## REQUIRED TASK
Copy out word for word the part of the items that opens with the line containing "y-tick-label: Support services - students" and closes with the line containing "bar [379, 349, 504, 386]", including both of those lines.

## DATA SUPPLIED
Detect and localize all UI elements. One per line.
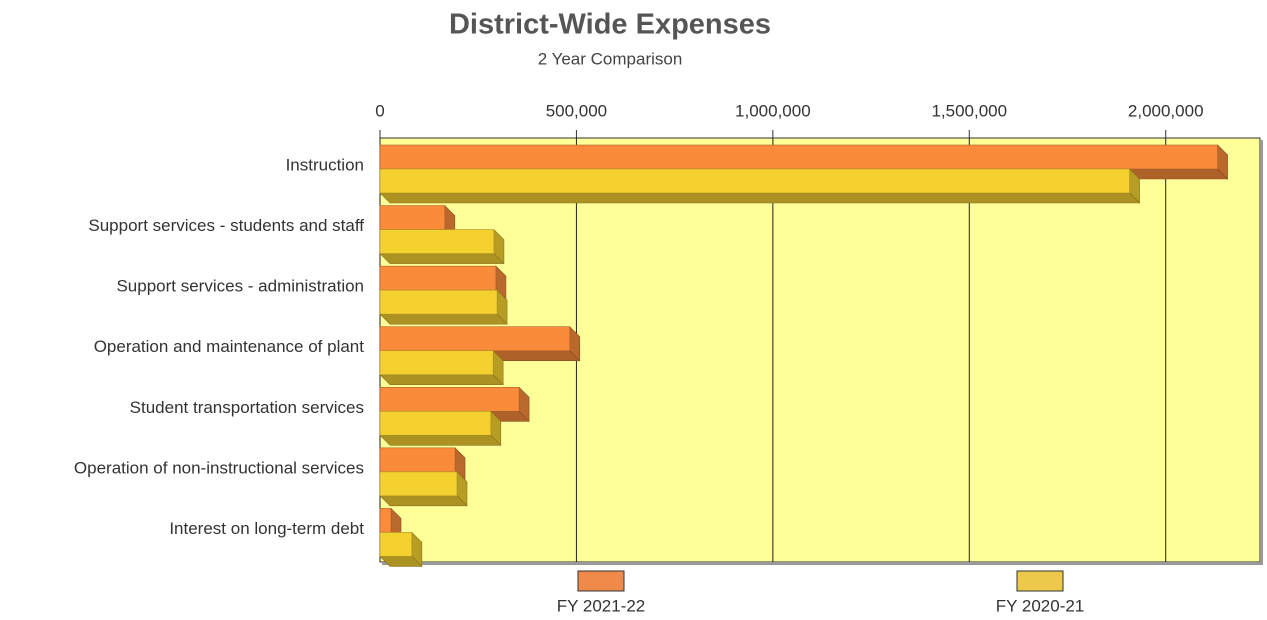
y-tick-label: Support services - students and staff [88, 216, 364, 235]
x-tick-label: 1,000,000 [735, 101, 811, 120]
x-tick-label: 1,500,000 [931, 101, 1007, 120]
legend-label: FY 2020-21 [996, 596, 1085, 615]
y-tick-label: Operation of non-instructional services [74, 458, 364, 477]
x-tick-label: 0 [375, 101, 384, 120]
bar [379, 349, 504, 386]
bar-face [379, 144, 1218, 170]
bar-face [379, 350, 494, 376]
bar [379, 228, 505, 265]
bar [379, 289, 508, 325]
plot-shadow [382, 562, 1262, 565]
bar-bottom [379, 374, 504, 386]
bar-face [379, 532, 413, 557]
bar-face [379, 265, 497, 291]
bar [379, 531, 423, 568]
bar-face [379, 386, 520, 412]
y-tick-label: Support services - administration [116, 277, 364, 296]
y-tick-label: Student transportation services [130, 398, 364, 417]
x-tick-label: 500,000 [546, 101, 607, 120]
bar-face [379, 168, 1130, 194]
bar-bottom [379, 495, 468, 507]
bar-bottom [379, 434, 502, 446]
plot-shadow [1260, 140, 1263, 565]
chart-subtitle: 2 Year Comparison [538, 49, 683, 68]
x-tick-label: 2,000,000 [1128, 101, 1204, 120]
bar [379, 168, 1141, 204]
bar [379, 471, 468, 507]
bar-bottom [379, 253, 505, 264]
bar-face [379, 447, 456, 473]
bar-bottom [379, 313, 508, 325]
legend-label: FY 2021-22 [557, 596, 646, 615]
bar-face [379, 205, 446, 230]
legend-swatch [1016, 570, 1064, 592]
bar-face [379, 289, 498, 315]
bar-bottom [379, 192, 1141, 204]
y-tick-label: Operation and maintenance of plant [94, 337, 365, 356]
chart-title: District-Wide Expenses [449, 9, 771, 41]
bar-face [379, 229, 495, 254]
y-tick-label: Instruction [286, 155, 364, 174]
bar [379, 410, 502, 447]
bar-face [379, 326, 571, 352]
bar-face [379, 508, 392, 533]
y-tick-label: Interest on long-term debt [169, 519, 364, 538]
bar-face [379, 471, 458, 497]
bar-face [379, 410, 492, 436]
legend-swatch [577, 570, 625, 592]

## ANSWER
y-tick-label: Support services - students and staff [88, 216, 364, 235]
x-tick-label: 1,000,000 [735, 101, 811, 120]
x-tick-label: 1,500,000 [931, 101, 1007, 120]
legend-label: FY 2020-21 [996, 596, 1085, 615]
y-tick-label: Operation of non-instructional services [74, 458, 364, 477]
x-tick-label: 0 [375, 101, 384, 120]
bar [379, 349, 504, 386]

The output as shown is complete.